:: Aim ::
Return all entries word for word, but drop any images.

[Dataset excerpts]
——————
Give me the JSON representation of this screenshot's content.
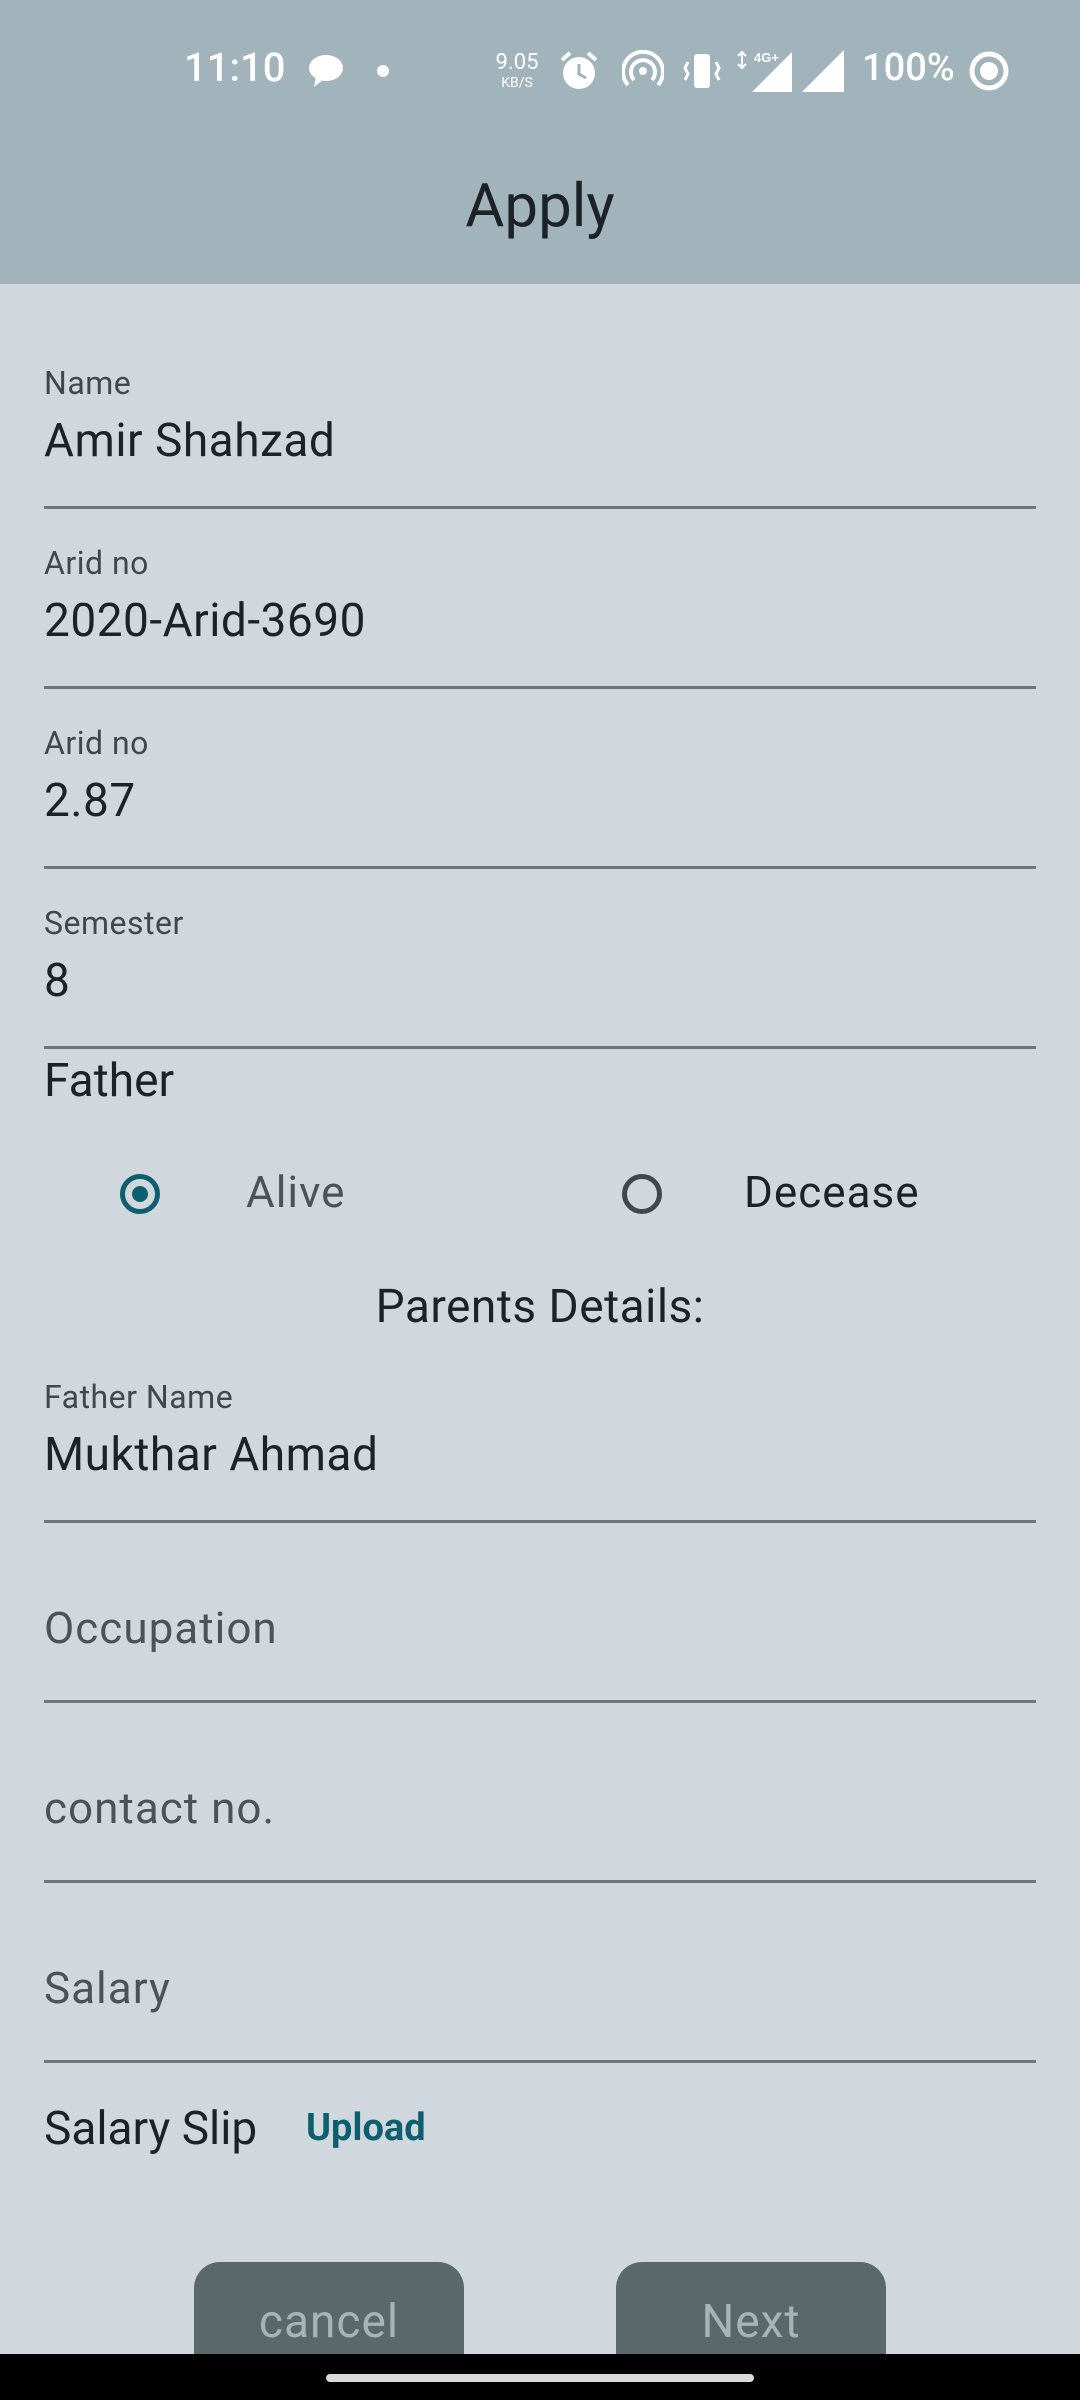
{
  "status_bar": {
    "time": "11:10",
    "net_speed_value": "9.05",
    "net_speed_unit": "KB/S",
    "battery": "100%",
    "icons": [
      "chat-bubble-icon",
      "dot-icon",
      "alarm-icon",
      "hotspot-icon",
      "vibrate-icon",
      "signal-4g-icon",
      "signal-icon",
      "battery-ring-icon"
    ]
  },
  "app_bar": {
    "title": "Apply"
  },
  "form": {
    "name": {
      "label": "Name",
      "value": "Amir Shahzad"
    },
    "arid_no": {
      "label": "Arid no",
      "value": "2020-Arid-3690"
    },
    "cgpa": {
      "label": "Arid no",
      "value": "2.87"
    },
    "semester": {
      "label": "Semester",
      "value": "8"
    },
    "father_status": {
      "label": "Father",
      "options": [
        {
          "label": "Alive",
          "selected": true
        },
        {
          "label": "Decease",
          "selected": false
        }
      ]
    },
    "parents_heading": "Parents Details:",
    "father_name": {
      "label": "Father Name",
      "value": "Mukthar Ahmad"
    },
    "occupation": {
      "placeholder": "Occupation"
    },
    "contact": {
      "placeholder": "contact no."
    },
    "salary": {
      "placeholder": "Salary"
    },
    "salary_slip": {
      "label": "Salary Slip",
      "upload_label": "Upload"
    }
  },
  "buttons": {
    "cancel": "cancel",
    "next": "Next"
  },
  "colors": {
    "accent": "#0d5e6e",
    "app_bar": "#a2b4bb",
    "background": "#d0d8de",
    "button": "#59696a"
  }
}
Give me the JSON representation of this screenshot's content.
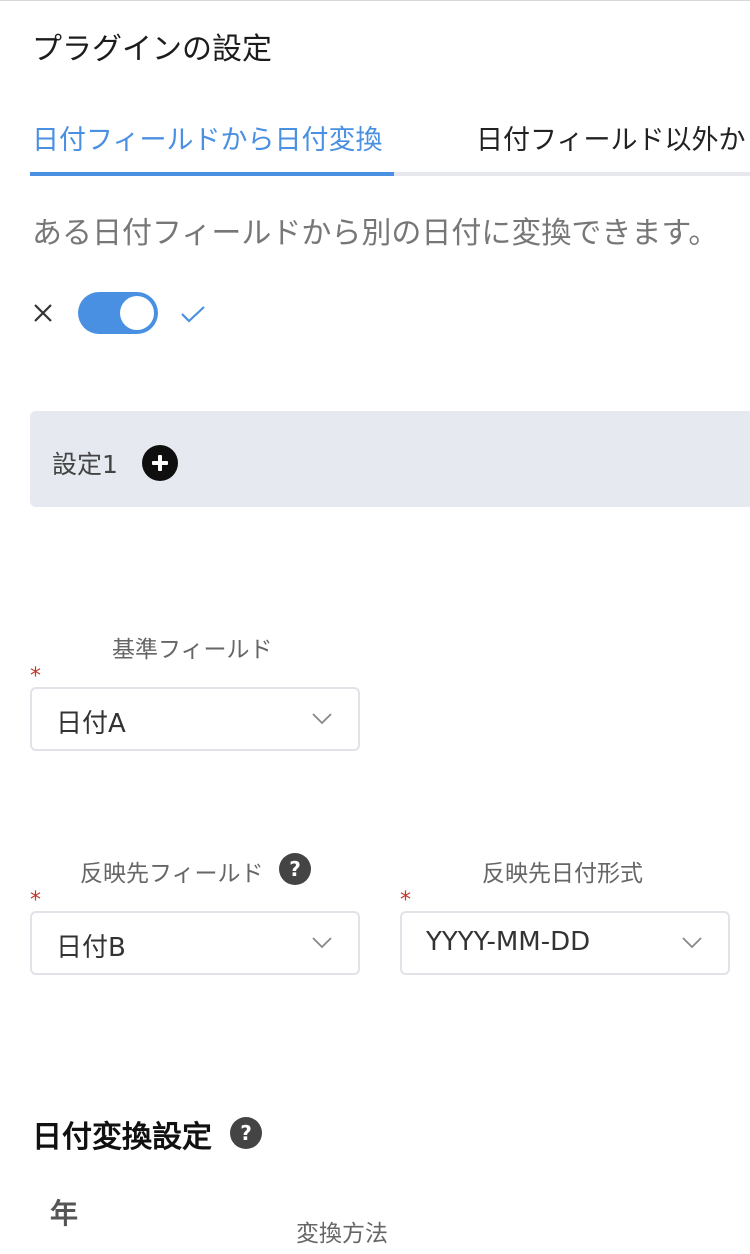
{
  "page": {
    "title": "プラグインの設定"
  },
  "tabs": [
    {
      "label": "日付フィールドから日付変換",
      "active": true
    },
    {
      "label": "日付フィールド以外か",
      "active": false
    }
  ],
  "description": "ある日付フィールドから別の日付に変換できます。",
  "toggle": {
    "enabled": true,
    "off_icon": "close-icon",
    "on_icon": "check-icon",
    "accent": "#4a90e2"
  },
  "setting": {
    "label": "設定1",
    "add_icon": "add-circle-icon"
  },
  "fields": {
    "base": {
      "label": "基準フィールド",
      "value": "日付A",
      "required_mark": "*"
    },
    "target": {
      "label": "反映先フィールド",
      "value": "日付B",
      "required_mark": "*",
      "help": "?"
    },
    "format": {
      "label": "反映先日付形式",
      "value": "YYYY-MM-DD",
      "required_mark": "*"
    }
  },
  "conversion": {
    "title": "日付変換設定",
    "help": "?",
    "unit_label": "年",
    "method_label": "変換方法"
  }
}
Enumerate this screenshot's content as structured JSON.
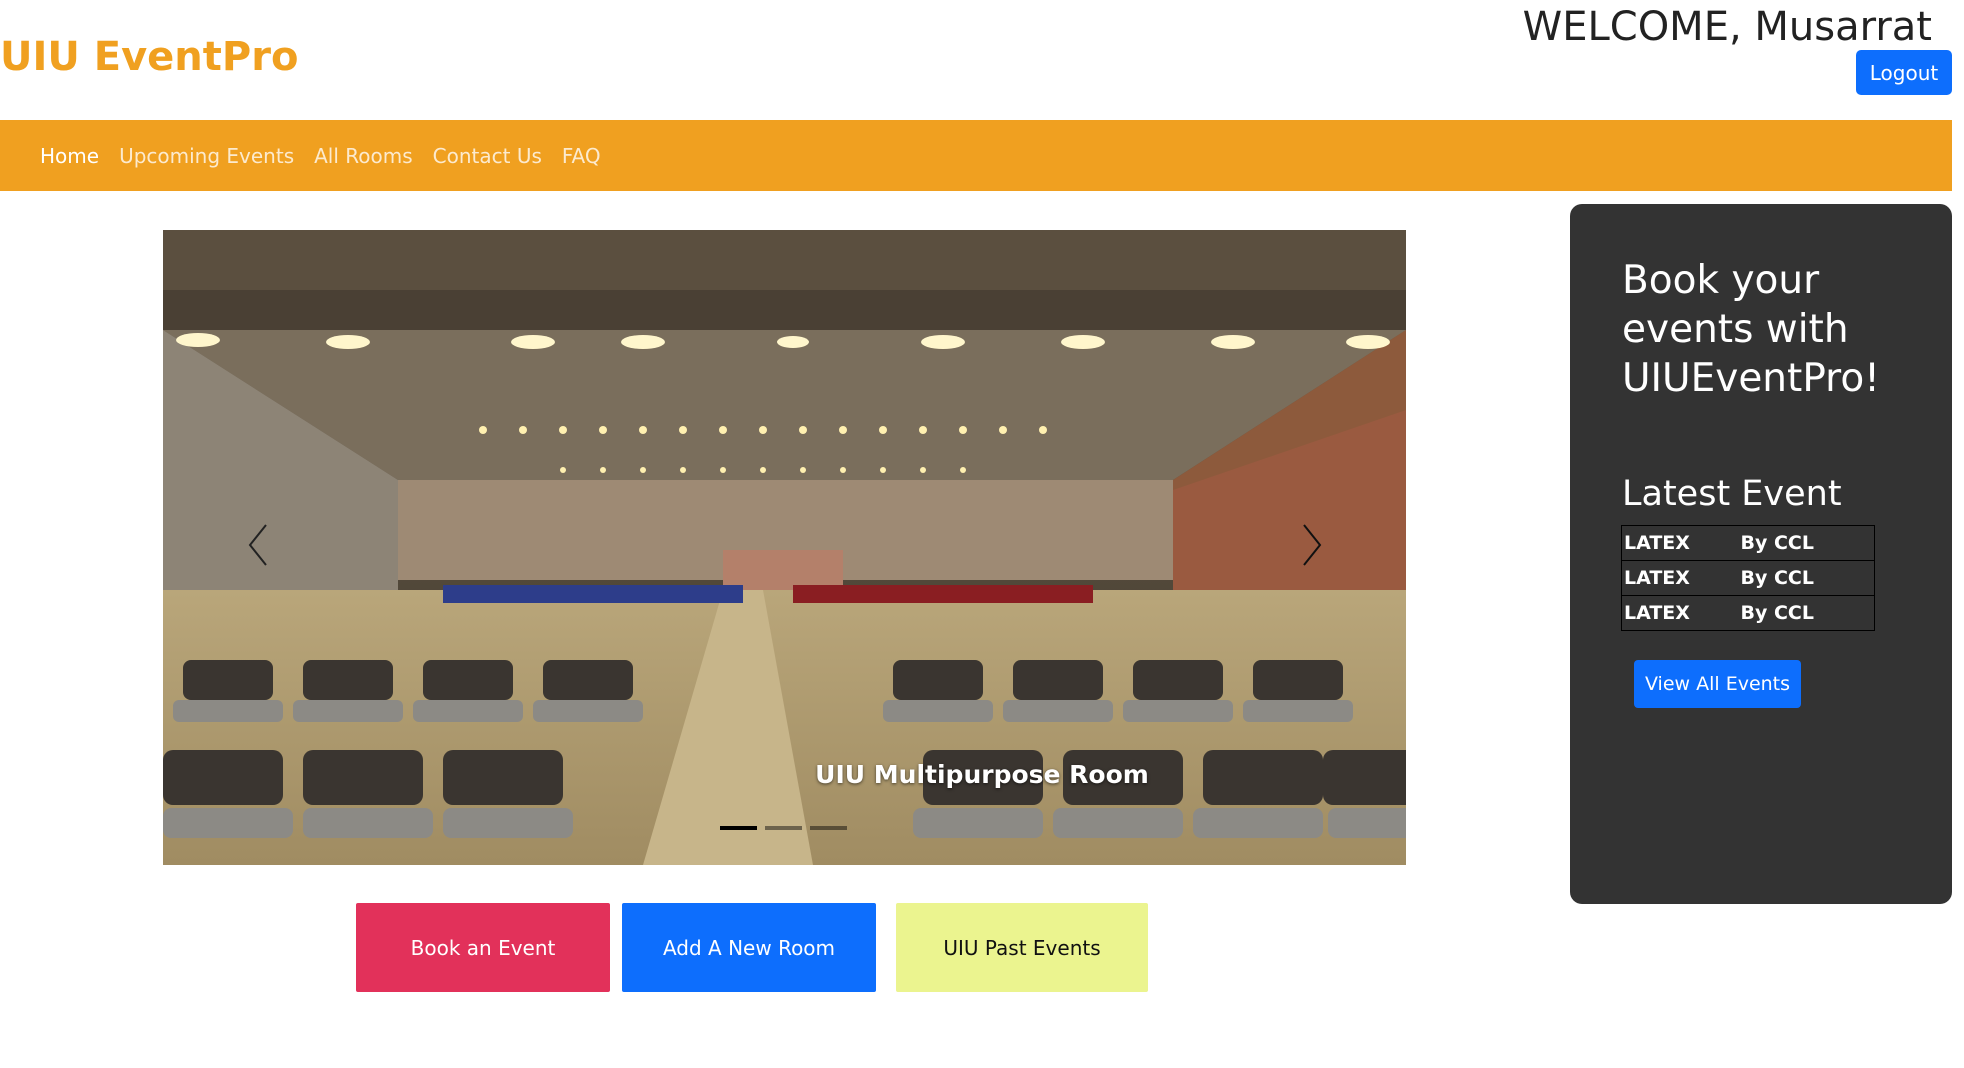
{
  "header": {
    "brand": "UIU EventPro",
    "welcome": "WELCOME, Musarrat",
    "logout_label": "Logout"
  },
  "nav": {
    "items": [
      {
        "label": "Home",
        "active": true
      },
      {
        "label": "Upcoming Events",
        "active": false
      },
      {
        "label": "All Rooms",
        "active": false
      },
      {
        "label": "Contact Us",
        "active": false
      },
      {
        "label": "FAQ",
        "active": false
      }
    ]
  },
  "carousel": {
    "caption": "UIU Multipurpose Room",
    "slide_count": 3,
    "active_slide": 1
  },
  "actions": {
    "book_label": "Book an Event",
    "add_room_label": "Add A New Room",
    "past_label": "UIU Past Events"
  },
  "sidebar": {
    "title": "Book your events with UIUEventPro!",
    "latest_heading": "Latest Event",
    "events": [
      {
        "name": "LATEX",
        "by": "By CCL"
      },
      {
        "name": "LATEX",
        "by": "By CCL"
      },
      {
        "name": "LATEX",
        "by": "By CCL"
      }
    ],
    "view_all_label": "View All Events"
  },
  "colors": {
    "brand": "#f0a020",
    "primary": "#0d6efd",
    "danger": "#e2315a",
    "warning_light": "#ebf48f",
    "panel": "#333333"
  },
  "icons": {
    "prev": "chevron-left-icon",
    "next": "chevron-right-icon"
  }
}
——————
:: Exercise answer ::
Give me the JSON representation of this screenshot's content.
{
  "status_bar": {
    "time": "11:10",
    "net_speed_value": "9.05",
    "net_speed_unit": "KB/S",
    "battery": "100%",
    "icons": [
      "chat-bubble-icon",
      "dot-icon",
      "alarm-icon",
      "hotspot-icon",
      "vibrate-icon",
      "signal-4g-icon",
      "signal-icon",
      "battery-ring-icon"
    ]
  },
  "app_bar": {
    "title": "Apply"
  },
  "form": {
    "name": {
      "label": "Name",
      "value": "Amir Shahzad"
    },
    "arid_no": {
      "label": "Arid no",
      "value": "2020-Arid-3690"
    },
    "cgpa": {
      "label": "Arid no",
      "value": "2.87"
    },
    "semester": {
      "label": "Semester",
      "value": "8"
    },
    "father_status": {
      "label": "Father",
      "options": [
        {
          "label": "Alive",
          "selected": true
        },
        {
          "label": "Decease",
          "selected": false
        }
      ]
    },
    "parents_heading": "Parents Details:",
    "father_name": {
      "label": "Father Name",
      "value": "Mukthar Ahmad"
    },
    "occupation": {
      "placeholder": "Occupation"
    },
    "contact": {
      "placeholder": "contact no."
    },
    "salary": {
      "placeholder": "Salary"
    },
    "salary_slip": {
      "label": "Salary Slip",
      "upload_label": "Upload"
    }
  },
  "buttons": {
    "cancel": "cancel",
    "next": "Next"
  },
  "colors": {
    "accent": "#0d5e6e",
    "app_bar": "#a2b4bb",
    "background": "#d0d8de",
    "button": "#59696a"
  }
}
Give me the JSON representation of this screenshot's content.
{
  "page": {
    "title": "プラグインの設定"
  },
  "tabs": [
    {
      "label": "日付フィールドから日付変換",
      "active": true
    },
    {
      "label": "日付フィールド以外か",
      "active": false
    }
  ],
  "description": "ある日付フィールドから別の日付に変換できます。",
  "toggle": {
    "enabled": true,
    "off_icon": "close-icon",
    "on_icon": "check-icon",
    "accent": "#4a90e2"
  },
  "setting": {
    "label": "設定1",
    "add_icon": "add-circle-icon"
  },
  "fields": {
    "base": {
      "label": "基準フィールド",
      "value": "日付A",
      "required_mark": "*"
    },
    "target": {
      "label": "反映先フィールド",
      "value": "日付B",
      "required_mark": "*",
      "help": "?"
    },
    "format": {
      "label": "反映先日付形式",
      "value": "YYYY-MM-DD",
      "required_mark": "*"
    }
  },
  "conversion": {
    "title": "日付変換設定",
    "help": "?",
    "unit_label": "年",
    "method_label": "変換方法"
  }
}
Enumerate this screenshot's content as structured JSON.
{
  "header": {
    "brand": "UIU EventPro",
    "welcome": "WELCOME, Musarrat",
    "logout_label": "Logout"
  },
  "nav": {
    "items": [
      {
        "label": "Home",
        "active": true
      },
      {
        "label": "Upcoming Events",
        "active": false
      },
      {
        "label": "All Rooms",
        "active": false
      },
      {
        "label": "Contact Us",
        "active": false
      },
      {
        "label": "FAQ",
        "active": false
      }
    ]
  },
  "carousel": {
    "caption": "UIU Multipurpose Room",
    "slide_count": 3,
    "active_slide": 1
  },
  "actions": {
    "book_label": "Book an Event",
    "add_room_label": "Add A New Room",
    "past_label": "UIU Past Events"
  },
  "sidebar": {
    "title": "Book your events with UIUEventPro!",
    "latest_heading": "Latest Event",
    "events": [
      {
        "name": "LATEX",
        "by": "By CCL"
      },
      {
        "name": "LATEX",
        "by": "By CCL"
      },
      {
        "name": "LATEX",
        "by": "By CCL"
      }
    ],
    "view_all_label": "View All Events"
  },
  "colors": {
    "brand": "#f0a020",
    "primary": "#0d6efd",
    "danger": "#e2315a",
    "warning_light": "#ebf48f",
    "panel": "#333333"
  },
  "icons": {
    "prev": "chevron-left-icon",
    "next": "chevron-right-icon"
  }
}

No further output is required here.